__Input records__.
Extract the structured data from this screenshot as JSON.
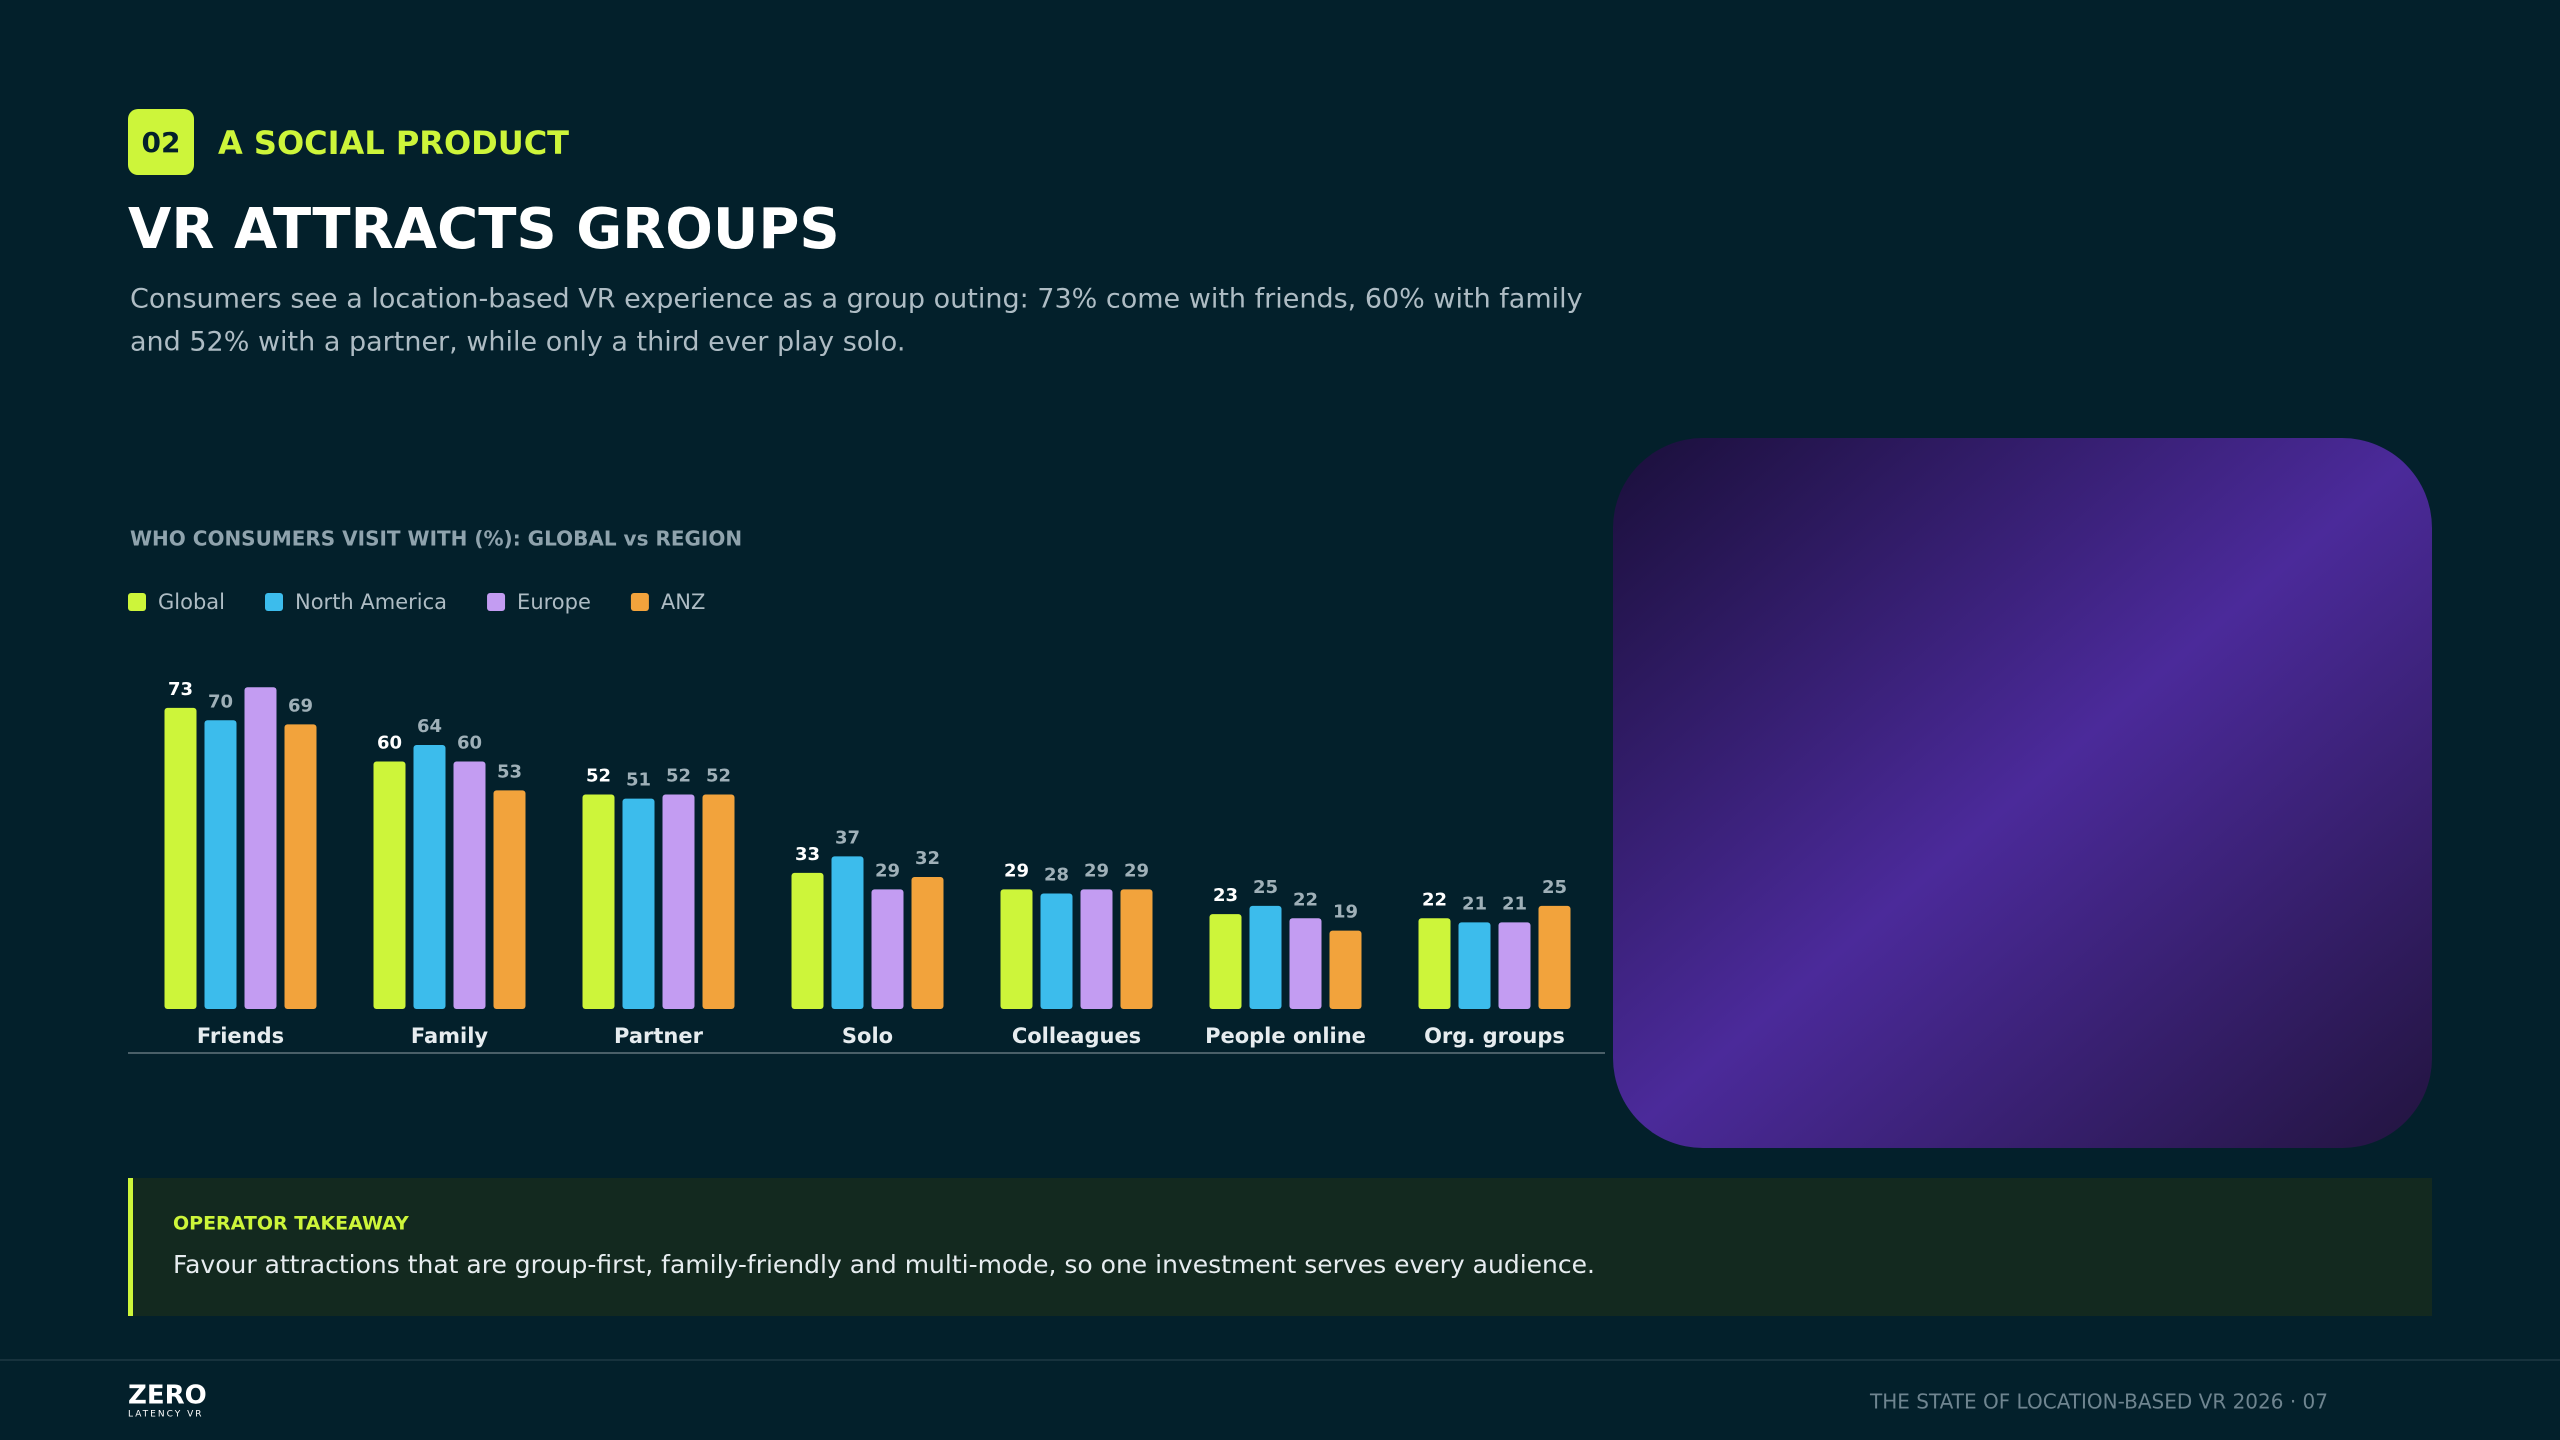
{
  "header": {
    "badge": "02",
    "section": "A SOCIAL PRODUCT",
    "title": "VR ATTRACTS GROUPS",
    "subtitle_lines": [
      "Consumers see a location-based VR experience as a group outing: 73% come with friends, 60% with family",
      "and 52% with a partner, while only a third ever play solo."
    ]
  },
  "chart_data": {
    "type": "bar",
    "title": "WHO CONSUMERS VISIT WITH (%): GLOBAL vs REGION",
    "categories": [
      "Friends",
      "Family",
      "Partner",
      "Solo",
      "Colleagues",
      "People online",
      "Org. groups"
    ],
    "series": [
      {
        "name": "Global",
        "color": "#cdf53a",
        "values": [
          73,
          60,
          52,
          33,
          29,
          23,
          22
        ]
      },
      {
        "name": "North America",
        "color": "#3cbcec",
        "values": [
          70,
          64,
          51,
          37,
          28,
          25,
          21
        ]
      },
      {
        "name": "Europe",
        "color": "#c39cf2",
        "values": [
          78,
          60,
          52,
          29,
          29,
          22,
          21
        ],
        "value_labels": [
          null,
          "60",
          "52",
          "29",
          "29",
          "22",
          "21"
        ]
      },
      {
        "name": "ANZ",
        "color": "#f2a33c",
        "values": [
          69,
          53,
          52,
          32,
          29,
          19,
          25
        ]
      }
    ],
    "ylim": [
      0,
      80
    ],
    "legend": "top-left"
  },
  "takeaway": {
    "label": "OPERATOR TAKEAWAY",
    "text": "Favour attractions that are group-first, family-friendly and multi-mode, so one investment serves every audience."
  },
  "footer": {
    "logo": "ZERO",
    "logo_sub": "LATENCY VR",
    "text": "THE STATE OF LOCATION-BASED VR 2026 · 07"
  }
}
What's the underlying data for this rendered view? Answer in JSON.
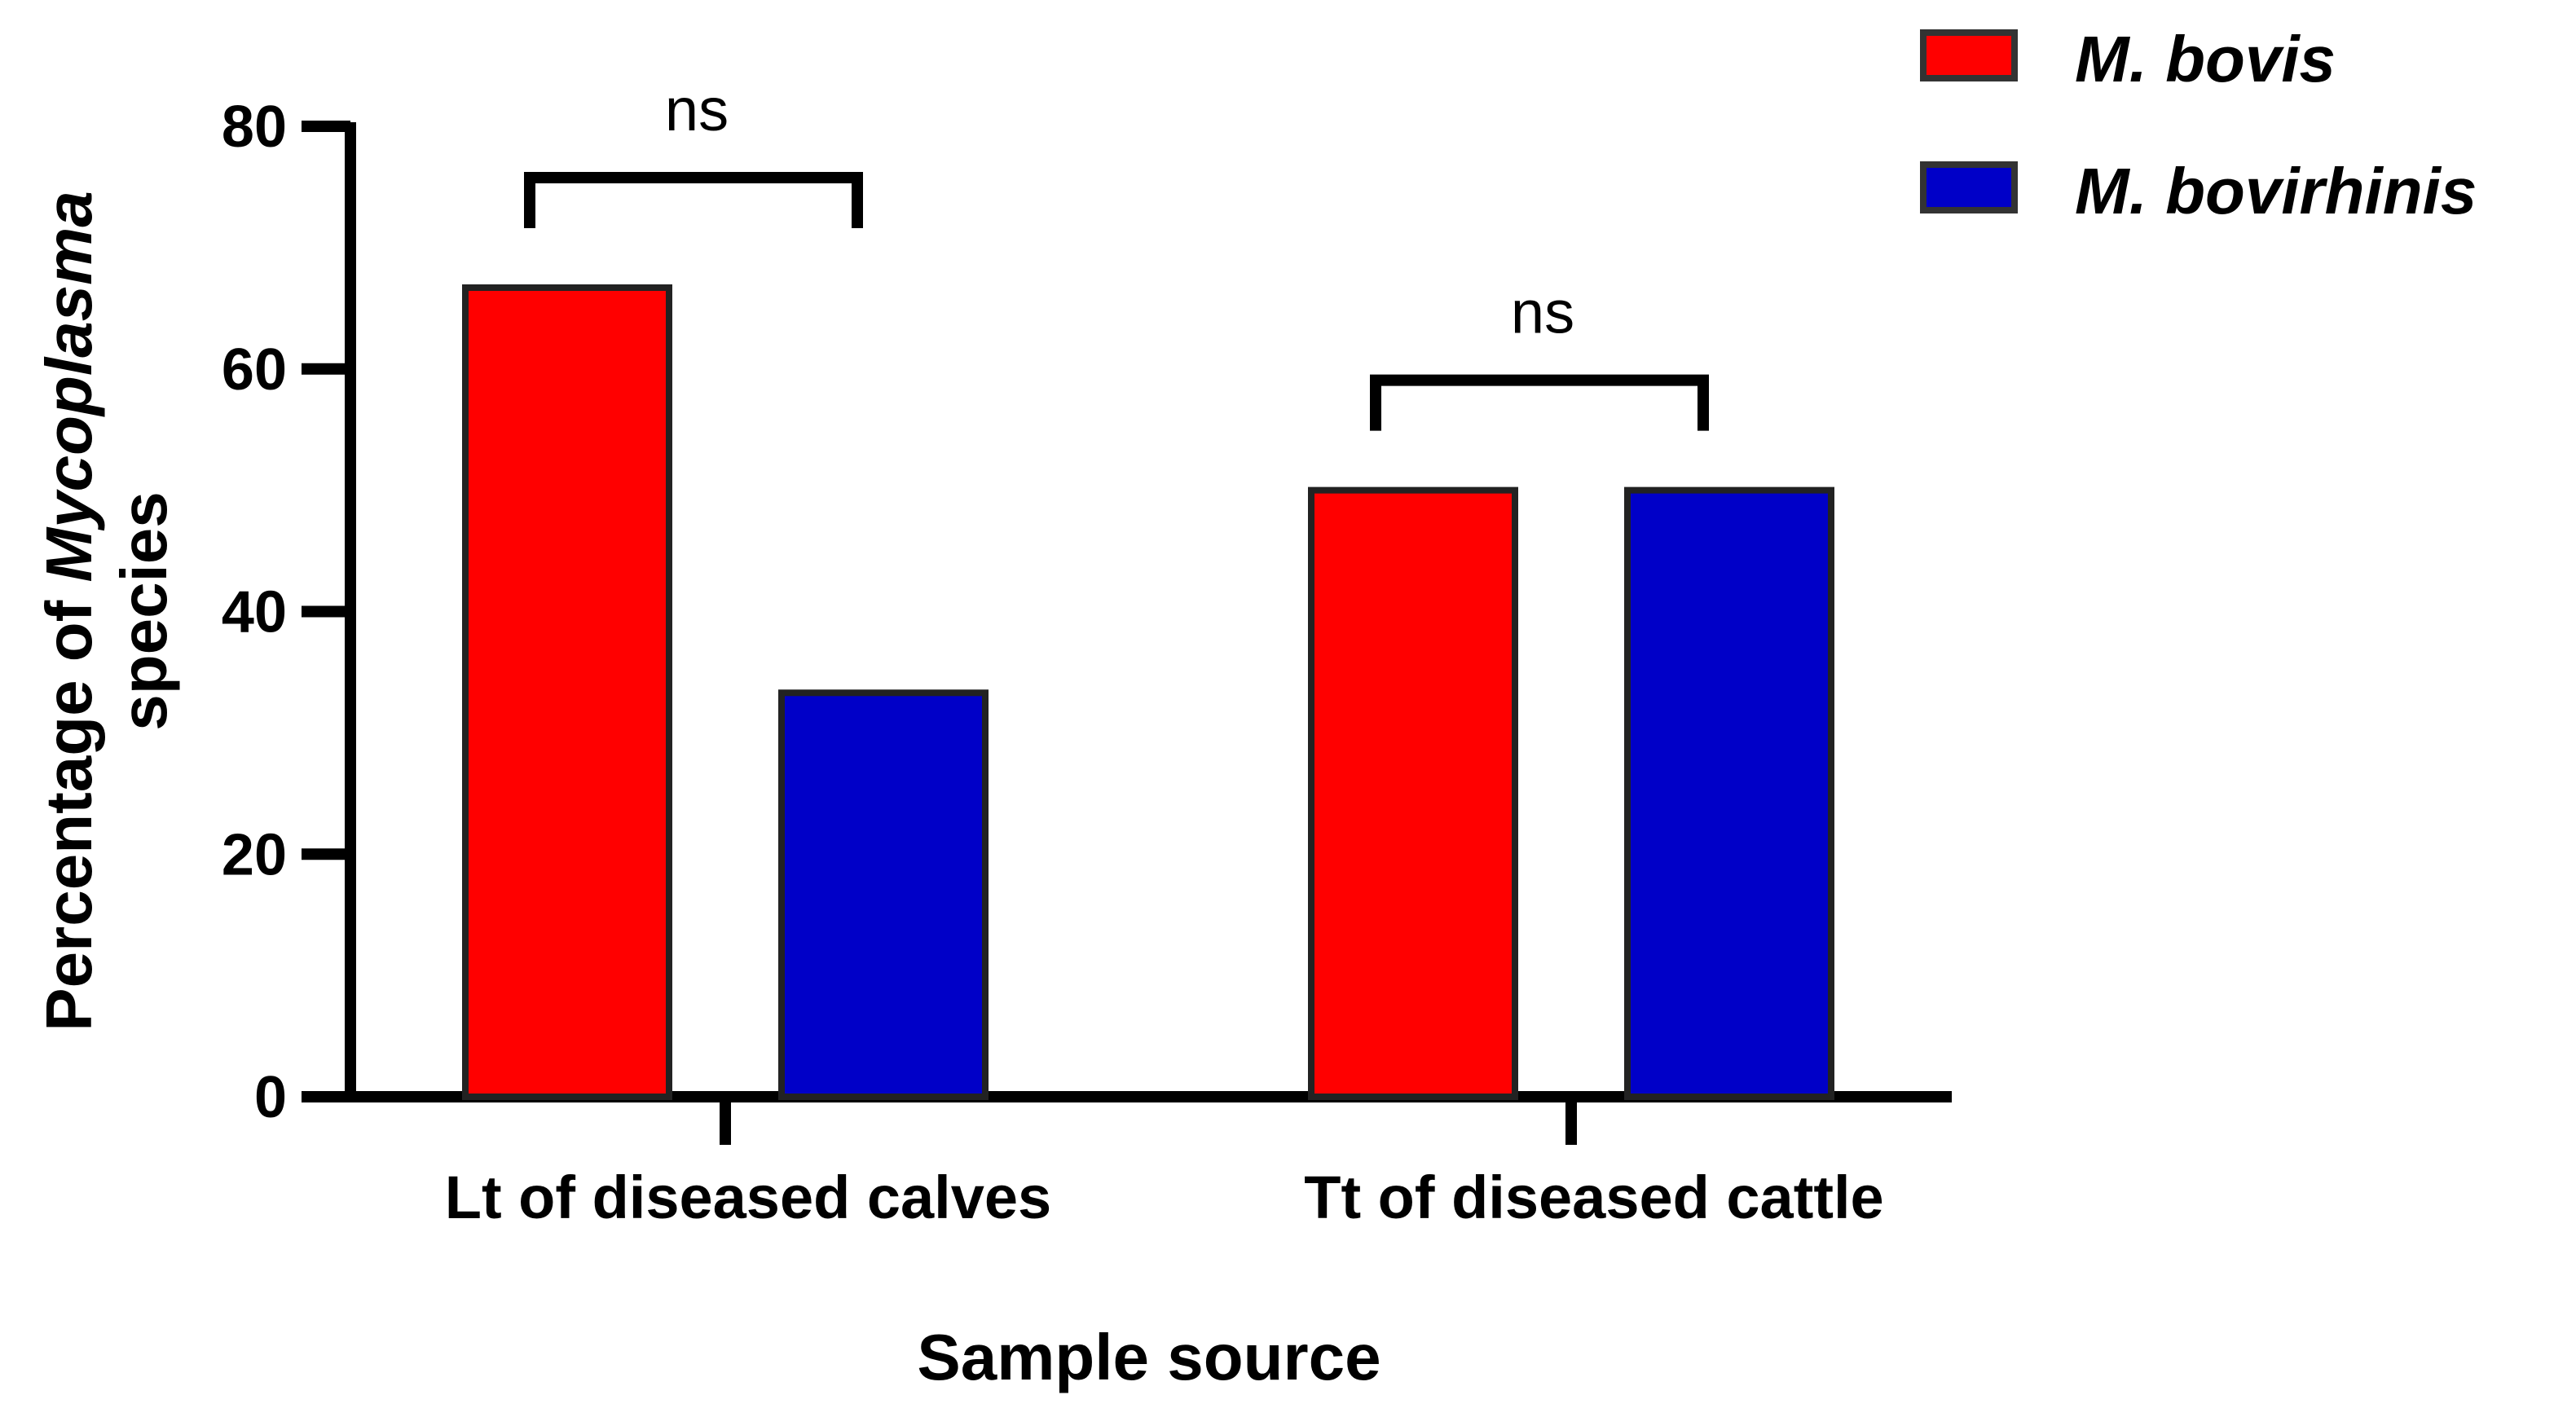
{
  "chart_data": {
    "type": "bar",
    "categories": [
      "Lt of diseased calves",
      "Tt of diseased cattle"
    ],
    "series": [
      {
        "name": "M. bovis",
        "values": [
          66.7,
          50
        ],
        "color": "#ff0000"
      },
      {
        "name": "M. bovirhinis",
        "values": [
          33.3,
          50
        ],
        "color": "#0000c8"
      }
    ],
    "xlabel": "Sample source",
    "ylabel": {
      "prefix": "Percentage of ",
      "italic": "Mycoplasma",
      "line2": "species"
    },
    "ylim": [
      0,
      80
    ],
    "yticks": [
      0,
      20,
      40,
      60,
      80
    ],
    "significance": [
      {
        "category": "Lt of diseased calves",
        "label": "ns"
      },
      {
        "category": "Tt of diseased cattle",
        "label": "ns"
      }
    ],
    "legend_position": "top-right",
    "grid": false
  }
}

__Task description__.
From the listing above, print every entry precisely and drop the pictures.

__Task output__.
Extract the structured data from this screenshot as JSON.
{
  "header": {
    "badge": "02",
    "section": "A SOCIAL PRODUCT",
    "title": "VR ATTRACTS GROUPS",
    "subtitle_lines": [
      "Consumers see a location-based VR experience as a group outing: 73% come with friends, 60% with family",
      "and 52% with a partner, while only a third ever play solo."
    ]
  },
  "chart_data": {
    "type": "bar",
    "title": "WHO CONSUMERS VISIT WITH (%): GLOBAL vs REGION",
    "categories": [
      "Friends",
      "Family",
      "Partner",
      "Solo",
      "Colleagues",
      "People online",
      "Org. groups"
    ],
    "series": [
      {
        "name": "Global",
        "color": "#cdf53a",
        "values": [
          73,
          60,
          52,
          33,
          29,
          23,
          22
        ]
      },
      {
        "name": "North America",
        "color": "#3cbcec",
        "values": [
          70,
          64,
          51,
          37,
          28,
          25,
          21
        ]
      },
      {
        "name": "Europe",
        "color": "#c39cf2",
        "values": [
          78,
          60,
          52,
          29,
          29,
          22,
          21
        ],
        "value_labels": [
          null,
          "60",
          "52",
          "29",
          "29",
          "22",
          "21"
        ]
      },
      {
        "name": "ANZ",
        "color": "#f2a33c",
        "values": [
          69,
          53,
          52,
          32,
          29,
          19,
          25
        ]
      }
    ],
    "ylim": [
      0,
      80
    ],
    "legend": "top-left"
  },
  "takeaway": {
    "label": "OPERATOR TAKEAWAY",
    "text": "Favour attractions that are group-first, family-friendly and multi-mode, so one investment serves every audience."
  },
  "footer": {
    "logo": "ZERO",
    "logo_sub": "LATENCY VR",
    "text": "THE STATE OF LOCATION-BASED VR 2026 · 07"
  }
}
What's the underlying data for this rendered view? Answer in JSON.
{
  "chart_data": {
    "type": "bar",
    "categories": [
      "Lt of diseased calves",
      "Tt of diseased cattle"
    ],
    "series": [
      {
        "name": "M. bovis",
        "values": [
          66.7,
          50
        ],
        "color": "#ff0000"
      },
      {
        "name": "M. bovirhinis",
        "values": [
          33.3,
          50
        ],
        "color": "#0000c8"
      }
    ],
    "xlabel": "Sample source",
    "ylabel": {
      "prefix": "Percentage of ",
      "italic": "Mycoplasma",
      "line2": "species"
    },
    "ylim": [
      0,
      80
    ],
    "yticks": [
      0,
      20,
      40,
      60,
      80
    ],
    "significance": [
      {
        "category": "Lt of diseased calves",
        "label": "ns"
      },
      {
        "category": "Tt of diseased cattle",
        "label": "ns"
      }
    ],
    "legend_position": "top-right",
    "grid": false
  }
}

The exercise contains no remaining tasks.